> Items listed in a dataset
..............................

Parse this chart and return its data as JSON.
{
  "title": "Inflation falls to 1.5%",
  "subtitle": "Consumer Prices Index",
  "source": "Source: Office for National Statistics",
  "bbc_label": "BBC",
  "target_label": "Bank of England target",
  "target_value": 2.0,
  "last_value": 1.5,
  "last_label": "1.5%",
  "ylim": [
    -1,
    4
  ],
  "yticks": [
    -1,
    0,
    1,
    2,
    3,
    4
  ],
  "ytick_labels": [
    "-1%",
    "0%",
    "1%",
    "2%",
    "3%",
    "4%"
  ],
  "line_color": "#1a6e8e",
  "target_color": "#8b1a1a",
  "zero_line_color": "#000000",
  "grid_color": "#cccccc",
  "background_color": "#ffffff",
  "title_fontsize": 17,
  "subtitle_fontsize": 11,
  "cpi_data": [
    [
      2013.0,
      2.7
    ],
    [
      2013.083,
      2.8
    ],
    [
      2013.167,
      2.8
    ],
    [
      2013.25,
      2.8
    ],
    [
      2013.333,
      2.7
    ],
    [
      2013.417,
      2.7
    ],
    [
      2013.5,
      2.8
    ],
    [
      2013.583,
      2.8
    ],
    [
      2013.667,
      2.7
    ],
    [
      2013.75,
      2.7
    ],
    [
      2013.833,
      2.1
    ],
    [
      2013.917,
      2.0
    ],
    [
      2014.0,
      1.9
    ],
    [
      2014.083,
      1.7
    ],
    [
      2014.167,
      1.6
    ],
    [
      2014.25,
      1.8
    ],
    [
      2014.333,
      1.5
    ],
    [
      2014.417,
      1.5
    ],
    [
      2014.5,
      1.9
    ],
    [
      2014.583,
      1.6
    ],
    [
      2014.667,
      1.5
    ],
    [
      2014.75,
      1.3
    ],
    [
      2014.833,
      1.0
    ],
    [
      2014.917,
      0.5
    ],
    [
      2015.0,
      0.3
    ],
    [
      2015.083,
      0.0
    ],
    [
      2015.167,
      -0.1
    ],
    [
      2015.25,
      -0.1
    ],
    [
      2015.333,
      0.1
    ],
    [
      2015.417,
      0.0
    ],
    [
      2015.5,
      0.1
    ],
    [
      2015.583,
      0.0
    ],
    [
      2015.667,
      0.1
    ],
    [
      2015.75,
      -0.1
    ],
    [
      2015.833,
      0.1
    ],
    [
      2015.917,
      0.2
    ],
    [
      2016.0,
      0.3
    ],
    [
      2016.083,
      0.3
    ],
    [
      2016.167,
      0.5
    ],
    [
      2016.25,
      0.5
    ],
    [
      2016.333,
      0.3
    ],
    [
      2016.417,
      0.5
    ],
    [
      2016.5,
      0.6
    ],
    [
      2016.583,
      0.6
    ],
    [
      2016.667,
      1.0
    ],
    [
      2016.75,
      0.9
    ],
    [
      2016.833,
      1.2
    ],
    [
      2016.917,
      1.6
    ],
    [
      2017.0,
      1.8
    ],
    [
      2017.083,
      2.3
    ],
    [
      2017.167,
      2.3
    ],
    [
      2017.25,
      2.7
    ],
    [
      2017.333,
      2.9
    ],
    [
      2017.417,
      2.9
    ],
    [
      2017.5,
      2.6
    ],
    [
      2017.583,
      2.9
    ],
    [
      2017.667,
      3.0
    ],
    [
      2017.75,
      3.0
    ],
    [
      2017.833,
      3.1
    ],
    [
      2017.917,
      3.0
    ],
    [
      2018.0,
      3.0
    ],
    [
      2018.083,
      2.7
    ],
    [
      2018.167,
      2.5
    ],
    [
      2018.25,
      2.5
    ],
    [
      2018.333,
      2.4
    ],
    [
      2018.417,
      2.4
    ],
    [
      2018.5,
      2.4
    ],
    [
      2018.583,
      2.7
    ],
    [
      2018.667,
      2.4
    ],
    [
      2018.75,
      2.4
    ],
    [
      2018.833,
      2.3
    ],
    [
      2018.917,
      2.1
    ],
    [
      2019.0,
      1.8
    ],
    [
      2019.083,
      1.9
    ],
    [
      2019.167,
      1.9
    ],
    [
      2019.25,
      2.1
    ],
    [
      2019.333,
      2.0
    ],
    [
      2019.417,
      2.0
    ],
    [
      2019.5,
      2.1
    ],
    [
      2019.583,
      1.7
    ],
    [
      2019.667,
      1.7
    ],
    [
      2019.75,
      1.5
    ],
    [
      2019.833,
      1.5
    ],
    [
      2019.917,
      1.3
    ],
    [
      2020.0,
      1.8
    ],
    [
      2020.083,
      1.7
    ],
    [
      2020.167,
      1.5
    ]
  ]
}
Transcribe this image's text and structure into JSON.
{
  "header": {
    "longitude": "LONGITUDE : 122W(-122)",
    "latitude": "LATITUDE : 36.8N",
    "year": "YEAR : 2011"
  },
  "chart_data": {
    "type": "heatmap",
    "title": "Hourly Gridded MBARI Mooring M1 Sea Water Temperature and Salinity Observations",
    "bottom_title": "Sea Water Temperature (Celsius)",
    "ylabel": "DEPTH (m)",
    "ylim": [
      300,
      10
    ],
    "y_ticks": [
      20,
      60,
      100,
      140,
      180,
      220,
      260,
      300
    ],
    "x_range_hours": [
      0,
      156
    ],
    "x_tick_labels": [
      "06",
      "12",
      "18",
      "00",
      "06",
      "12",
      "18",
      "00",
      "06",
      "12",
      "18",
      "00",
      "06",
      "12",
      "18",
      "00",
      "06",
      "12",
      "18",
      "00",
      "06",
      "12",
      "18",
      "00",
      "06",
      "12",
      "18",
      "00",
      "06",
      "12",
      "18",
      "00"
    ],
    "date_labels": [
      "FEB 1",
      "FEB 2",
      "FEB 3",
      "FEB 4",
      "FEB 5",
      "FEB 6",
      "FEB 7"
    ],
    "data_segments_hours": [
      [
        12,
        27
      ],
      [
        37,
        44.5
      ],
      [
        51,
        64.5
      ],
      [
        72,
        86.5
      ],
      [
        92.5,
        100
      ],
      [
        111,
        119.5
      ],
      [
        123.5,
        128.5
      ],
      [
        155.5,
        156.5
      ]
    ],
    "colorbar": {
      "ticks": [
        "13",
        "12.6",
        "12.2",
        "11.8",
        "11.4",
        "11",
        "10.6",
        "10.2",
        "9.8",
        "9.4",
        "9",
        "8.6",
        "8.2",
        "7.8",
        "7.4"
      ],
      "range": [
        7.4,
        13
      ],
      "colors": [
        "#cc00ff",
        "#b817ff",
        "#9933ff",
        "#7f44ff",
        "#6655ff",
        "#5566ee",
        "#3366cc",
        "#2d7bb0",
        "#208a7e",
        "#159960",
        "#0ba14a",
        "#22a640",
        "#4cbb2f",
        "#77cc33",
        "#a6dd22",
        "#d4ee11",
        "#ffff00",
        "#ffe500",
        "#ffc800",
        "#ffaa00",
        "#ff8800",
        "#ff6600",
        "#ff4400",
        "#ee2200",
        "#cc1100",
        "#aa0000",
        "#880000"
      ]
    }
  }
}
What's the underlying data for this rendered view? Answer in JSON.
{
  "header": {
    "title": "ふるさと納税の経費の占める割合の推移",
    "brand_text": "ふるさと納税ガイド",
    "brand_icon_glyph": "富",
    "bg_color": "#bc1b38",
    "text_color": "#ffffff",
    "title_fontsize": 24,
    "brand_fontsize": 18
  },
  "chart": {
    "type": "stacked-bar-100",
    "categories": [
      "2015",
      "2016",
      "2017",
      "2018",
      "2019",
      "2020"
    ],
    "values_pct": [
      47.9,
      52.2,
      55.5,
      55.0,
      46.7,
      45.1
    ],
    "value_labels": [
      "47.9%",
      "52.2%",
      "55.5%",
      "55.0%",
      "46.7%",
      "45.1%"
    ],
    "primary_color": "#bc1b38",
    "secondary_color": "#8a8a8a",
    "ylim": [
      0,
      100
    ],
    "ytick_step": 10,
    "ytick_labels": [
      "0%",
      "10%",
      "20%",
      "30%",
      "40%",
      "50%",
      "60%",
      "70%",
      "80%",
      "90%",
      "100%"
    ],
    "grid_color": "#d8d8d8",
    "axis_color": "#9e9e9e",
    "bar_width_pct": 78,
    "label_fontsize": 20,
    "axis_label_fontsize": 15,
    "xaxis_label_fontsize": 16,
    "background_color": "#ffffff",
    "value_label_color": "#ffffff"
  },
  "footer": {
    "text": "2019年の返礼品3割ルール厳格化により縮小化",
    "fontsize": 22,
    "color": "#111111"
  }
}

..............................

> EXERCISE GOAL
Copy every line that includes the string "Water" from the material above.

> SOLUTION FOR THIS TASK
    "title": "Hourly Gridded MBARI Mooring M1 Sea Water Temperature and Salinity Observations",
    "bottom_title": "Sea Water Temperature (Celsius)",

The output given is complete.